— start The records —
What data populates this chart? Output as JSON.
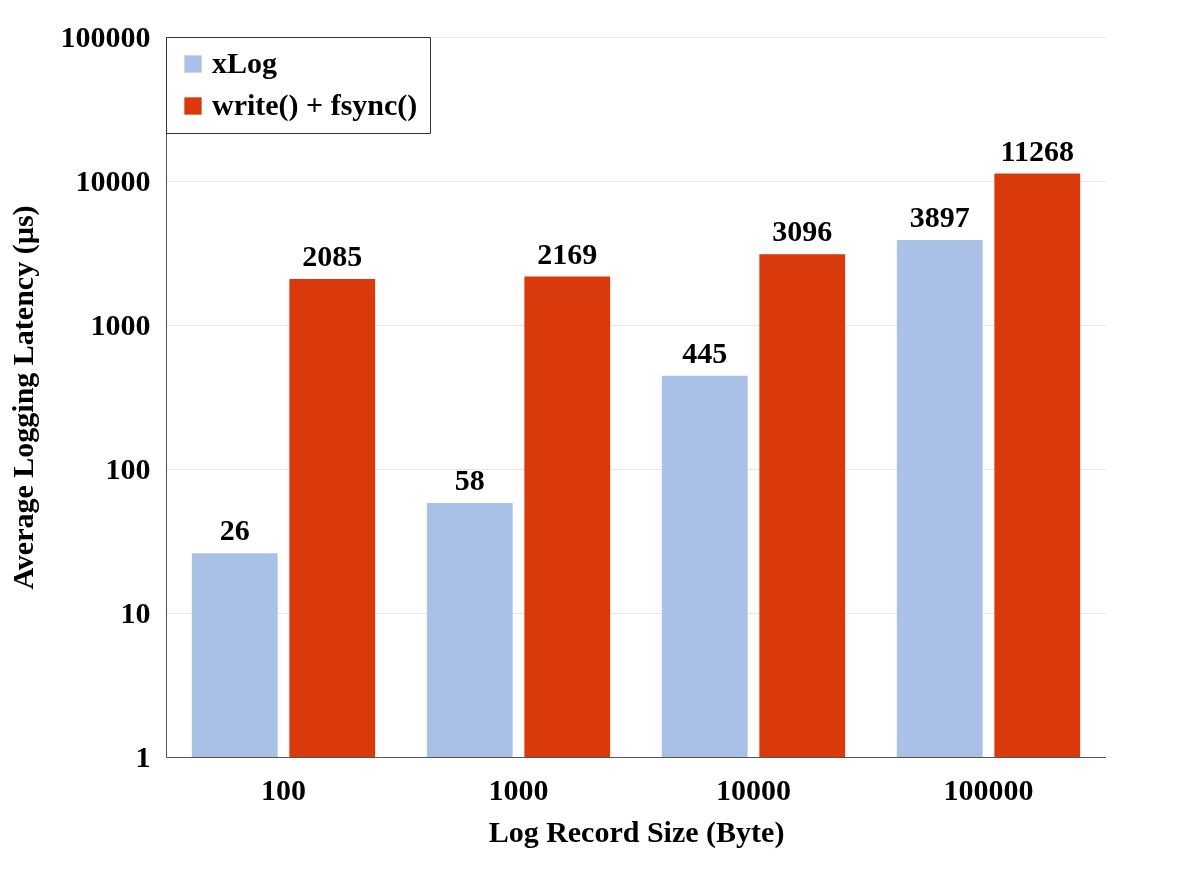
{
  "chart_data": {
    "type": "bar",
    "xlabel": "Log Record Size (Byte)",
    "ylabel": "Average Logging Latency (µs)",
    "categories": [
      "100",
      "1000",
      "10000",
      "100000"
    ],
    "series": [
      {
        "name": "xLog",
        "color": "#a9c1e6",
        "values": [
          26,
          58,
          445,
          3897
        ]
      },
      {
        "name": "write() + fsync()",
        "color": "#d9390b",
        "values": [
          2085,
          2169,
          3096,
          11268
        ]
      }
    ],
    "log": true,
    "ylim": [
      1,
      100000
    ],
    "yticks": [
      1,
      10,
      100,
      1000,
      10000,
      100000
    ],
    "grid": "y",
    "legend": "top left",
    "data_labels": true
  }
}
— end The records —
Exercise instructions.
Your task is to return the entries above exactly, with no pictures.

Output.
What data populates this chart? Output as JSON.
{
  "chart_data": {
    "type": "bar",
    "xlabel": "Log Record Size (Byte)",
    "ylabel": "Average Logging Latency (µs)",
    "categories": [
      "100",
      "1000",
      "10000",
      "100000"
    ],
    "series": [
      {
        "name": "xLog",
        "color": "#a9c1e6",
        "values": [
          26,
          58,
          445,
          3897
        ]
      },
      {
        "name": "write() + fsync()",
        "color": "#d9390b",
        "values": [
          2085,
          2169,
          3096,
          11268
        ]
      }
    ],
    "log": true,
    "ylim": [
      1,
      100000
    ],
    "yticks": [
      1,
      10,
      100,
      1000,
      10000,
      100000
    ],
    "grid": "y",
    "legend": "top left",
    "data_labels": true
  }
}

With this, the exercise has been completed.